## TASK INPUT
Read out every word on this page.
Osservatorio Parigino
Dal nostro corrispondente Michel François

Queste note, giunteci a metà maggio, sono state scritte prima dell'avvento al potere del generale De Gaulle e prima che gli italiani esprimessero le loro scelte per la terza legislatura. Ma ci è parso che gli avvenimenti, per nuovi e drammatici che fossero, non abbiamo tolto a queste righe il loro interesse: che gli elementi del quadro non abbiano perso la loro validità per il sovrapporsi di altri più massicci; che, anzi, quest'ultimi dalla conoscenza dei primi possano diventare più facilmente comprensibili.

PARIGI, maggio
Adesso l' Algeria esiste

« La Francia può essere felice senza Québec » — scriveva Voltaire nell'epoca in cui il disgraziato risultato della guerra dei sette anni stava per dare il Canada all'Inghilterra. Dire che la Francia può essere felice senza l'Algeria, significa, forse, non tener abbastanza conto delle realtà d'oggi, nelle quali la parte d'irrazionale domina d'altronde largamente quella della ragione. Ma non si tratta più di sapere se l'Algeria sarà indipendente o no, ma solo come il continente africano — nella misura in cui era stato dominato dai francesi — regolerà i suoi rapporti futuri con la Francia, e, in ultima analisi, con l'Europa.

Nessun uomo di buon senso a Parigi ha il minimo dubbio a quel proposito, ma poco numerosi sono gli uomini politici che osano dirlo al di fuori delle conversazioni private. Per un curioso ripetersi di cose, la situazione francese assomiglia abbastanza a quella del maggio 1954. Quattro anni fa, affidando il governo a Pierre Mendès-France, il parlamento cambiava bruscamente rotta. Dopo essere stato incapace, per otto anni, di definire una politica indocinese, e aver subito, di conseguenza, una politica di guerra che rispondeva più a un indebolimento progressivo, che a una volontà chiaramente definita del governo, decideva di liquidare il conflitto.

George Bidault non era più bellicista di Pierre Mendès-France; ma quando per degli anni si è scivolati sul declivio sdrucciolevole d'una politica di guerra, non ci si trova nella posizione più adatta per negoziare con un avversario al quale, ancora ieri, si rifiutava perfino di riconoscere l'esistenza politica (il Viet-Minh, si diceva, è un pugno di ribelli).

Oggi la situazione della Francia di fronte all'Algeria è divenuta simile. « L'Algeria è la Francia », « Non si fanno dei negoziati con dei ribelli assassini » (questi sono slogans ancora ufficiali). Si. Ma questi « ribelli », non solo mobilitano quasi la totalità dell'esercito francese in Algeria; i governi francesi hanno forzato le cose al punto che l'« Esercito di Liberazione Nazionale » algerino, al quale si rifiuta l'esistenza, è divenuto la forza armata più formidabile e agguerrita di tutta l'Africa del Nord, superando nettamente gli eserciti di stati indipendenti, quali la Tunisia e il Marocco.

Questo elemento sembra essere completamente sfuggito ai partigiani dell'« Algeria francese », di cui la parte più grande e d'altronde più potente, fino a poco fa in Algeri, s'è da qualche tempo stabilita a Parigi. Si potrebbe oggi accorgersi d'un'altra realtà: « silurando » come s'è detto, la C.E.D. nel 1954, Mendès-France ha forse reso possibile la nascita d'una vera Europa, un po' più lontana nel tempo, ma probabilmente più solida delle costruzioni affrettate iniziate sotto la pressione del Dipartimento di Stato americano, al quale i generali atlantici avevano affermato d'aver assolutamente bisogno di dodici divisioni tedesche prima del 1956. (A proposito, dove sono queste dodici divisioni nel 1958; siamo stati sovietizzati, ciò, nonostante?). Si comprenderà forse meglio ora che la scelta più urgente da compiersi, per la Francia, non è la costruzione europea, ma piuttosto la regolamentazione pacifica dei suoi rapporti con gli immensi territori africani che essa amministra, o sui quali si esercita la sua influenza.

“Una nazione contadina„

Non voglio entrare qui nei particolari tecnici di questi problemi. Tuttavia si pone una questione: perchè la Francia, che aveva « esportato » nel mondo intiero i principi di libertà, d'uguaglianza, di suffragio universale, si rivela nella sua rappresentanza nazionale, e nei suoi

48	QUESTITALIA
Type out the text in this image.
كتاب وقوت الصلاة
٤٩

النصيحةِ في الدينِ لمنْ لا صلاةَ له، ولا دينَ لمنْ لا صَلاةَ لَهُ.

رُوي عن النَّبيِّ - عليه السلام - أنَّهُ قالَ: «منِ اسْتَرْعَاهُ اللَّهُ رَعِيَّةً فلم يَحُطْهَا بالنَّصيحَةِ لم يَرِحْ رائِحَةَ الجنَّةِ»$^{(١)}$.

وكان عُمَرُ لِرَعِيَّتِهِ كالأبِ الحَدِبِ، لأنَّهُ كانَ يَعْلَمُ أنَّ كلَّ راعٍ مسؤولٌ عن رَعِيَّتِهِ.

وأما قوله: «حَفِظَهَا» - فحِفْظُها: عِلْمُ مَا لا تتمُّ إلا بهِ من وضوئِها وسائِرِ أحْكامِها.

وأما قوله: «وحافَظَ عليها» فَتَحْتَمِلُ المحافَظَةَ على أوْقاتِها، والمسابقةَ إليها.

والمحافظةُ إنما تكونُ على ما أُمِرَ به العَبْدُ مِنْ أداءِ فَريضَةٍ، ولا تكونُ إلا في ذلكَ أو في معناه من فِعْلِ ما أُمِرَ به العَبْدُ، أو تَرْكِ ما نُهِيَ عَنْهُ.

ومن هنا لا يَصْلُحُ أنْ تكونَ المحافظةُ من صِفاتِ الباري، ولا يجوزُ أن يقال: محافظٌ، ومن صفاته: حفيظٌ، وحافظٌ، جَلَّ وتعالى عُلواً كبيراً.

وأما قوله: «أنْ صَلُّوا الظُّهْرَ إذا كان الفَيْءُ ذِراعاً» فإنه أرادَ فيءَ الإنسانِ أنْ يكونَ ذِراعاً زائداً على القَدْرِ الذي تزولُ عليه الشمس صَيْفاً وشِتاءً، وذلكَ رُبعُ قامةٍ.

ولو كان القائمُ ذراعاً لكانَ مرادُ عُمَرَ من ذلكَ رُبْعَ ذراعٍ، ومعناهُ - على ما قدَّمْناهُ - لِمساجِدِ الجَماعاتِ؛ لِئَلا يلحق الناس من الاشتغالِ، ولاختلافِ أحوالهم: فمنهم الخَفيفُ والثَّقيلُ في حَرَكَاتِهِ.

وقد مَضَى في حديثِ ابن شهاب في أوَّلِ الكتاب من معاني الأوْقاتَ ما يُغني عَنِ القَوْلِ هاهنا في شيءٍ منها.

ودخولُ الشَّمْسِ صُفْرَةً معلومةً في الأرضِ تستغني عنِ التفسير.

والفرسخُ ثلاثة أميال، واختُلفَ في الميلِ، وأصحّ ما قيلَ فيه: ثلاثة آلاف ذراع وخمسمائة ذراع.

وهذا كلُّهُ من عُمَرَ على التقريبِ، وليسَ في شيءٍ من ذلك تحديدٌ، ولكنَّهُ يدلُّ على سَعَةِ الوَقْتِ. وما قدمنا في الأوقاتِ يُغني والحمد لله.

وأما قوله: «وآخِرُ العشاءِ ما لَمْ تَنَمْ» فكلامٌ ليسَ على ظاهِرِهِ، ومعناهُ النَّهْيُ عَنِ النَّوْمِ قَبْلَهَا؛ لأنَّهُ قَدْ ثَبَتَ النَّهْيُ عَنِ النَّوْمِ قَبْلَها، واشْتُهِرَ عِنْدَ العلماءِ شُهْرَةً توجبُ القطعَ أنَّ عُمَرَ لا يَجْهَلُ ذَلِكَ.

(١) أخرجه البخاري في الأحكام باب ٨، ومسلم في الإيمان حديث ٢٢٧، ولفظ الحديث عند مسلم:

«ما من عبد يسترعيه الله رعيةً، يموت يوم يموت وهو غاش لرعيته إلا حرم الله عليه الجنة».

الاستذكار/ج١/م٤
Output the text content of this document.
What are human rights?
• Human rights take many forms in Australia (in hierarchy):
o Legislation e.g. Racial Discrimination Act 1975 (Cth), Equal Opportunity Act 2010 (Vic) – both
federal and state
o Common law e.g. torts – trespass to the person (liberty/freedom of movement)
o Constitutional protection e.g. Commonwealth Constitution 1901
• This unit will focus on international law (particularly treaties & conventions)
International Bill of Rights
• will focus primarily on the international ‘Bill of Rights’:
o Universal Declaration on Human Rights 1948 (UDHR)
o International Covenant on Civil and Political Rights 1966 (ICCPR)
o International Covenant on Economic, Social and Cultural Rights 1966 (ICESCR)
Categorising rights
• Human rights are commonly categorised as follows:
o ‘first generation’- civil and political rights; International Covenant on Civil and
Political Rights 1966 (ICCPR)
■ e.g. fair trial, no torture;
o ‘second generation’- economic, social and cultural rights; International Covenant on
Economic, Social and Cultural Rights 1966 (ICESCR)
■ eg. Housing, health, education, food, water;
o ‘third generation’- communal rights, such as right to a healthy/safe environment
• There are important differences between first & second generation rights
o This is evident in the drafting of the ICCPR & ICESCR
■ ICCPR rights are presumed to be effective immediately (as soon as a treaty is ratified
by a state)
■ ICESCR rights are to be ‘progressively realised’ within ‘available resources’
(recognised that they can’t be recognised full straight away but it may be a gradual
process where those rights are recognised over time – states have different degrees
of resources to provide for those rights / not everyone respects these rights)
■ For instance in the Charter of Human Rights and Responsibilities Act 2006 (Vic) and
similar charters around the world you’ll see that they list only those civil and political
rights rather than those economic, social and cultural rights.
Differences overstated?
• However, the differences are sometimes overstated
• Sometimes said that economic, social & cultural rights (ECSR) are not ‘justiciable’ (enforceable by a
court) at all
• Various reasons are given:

## EXERCISE DIRECTIONS
Using the listing above, list every line in which the string "ribelli" occurs.

## RESPONSE FOR THIS EXERCISE
George Bidault non era più bellicista di Pierre Mendès-France; ma quando per degli anni si è scivolati sul declivio sdrucciolevole d'una politica di guerra, non ci si trova nella posizione più adatta per negoziare con un avversario al quale, ancora ieri, si rifiutava perfino di riconoscere l'esistenza politica (il Viet-Minh, si diceva, è un pugno di ribelli).
Oggi la situazione della Francia di fronte all'Algeria è divenuta simile. « L'Algeria è la Francia », « Non si fanno dei negoziati con dei ribelli assassini » (questi sono slogans ancora ufficiali). Si. Ma questi « ribelli », non solo mobilitano quasi la totalità dell'esercito francese in Algeria; i governi francesi hanno forzato le cose al punto che l'« Esercito di Liberazione Nazionale » algerino, al quale si rifiuta l'esistenza, è divenuto la forza armata più formidabile e agguerrita di tutta l'Africa del Nord, superando nettamente gli eserciti di stati indipendenti, quali la Tunisia e il Marocco.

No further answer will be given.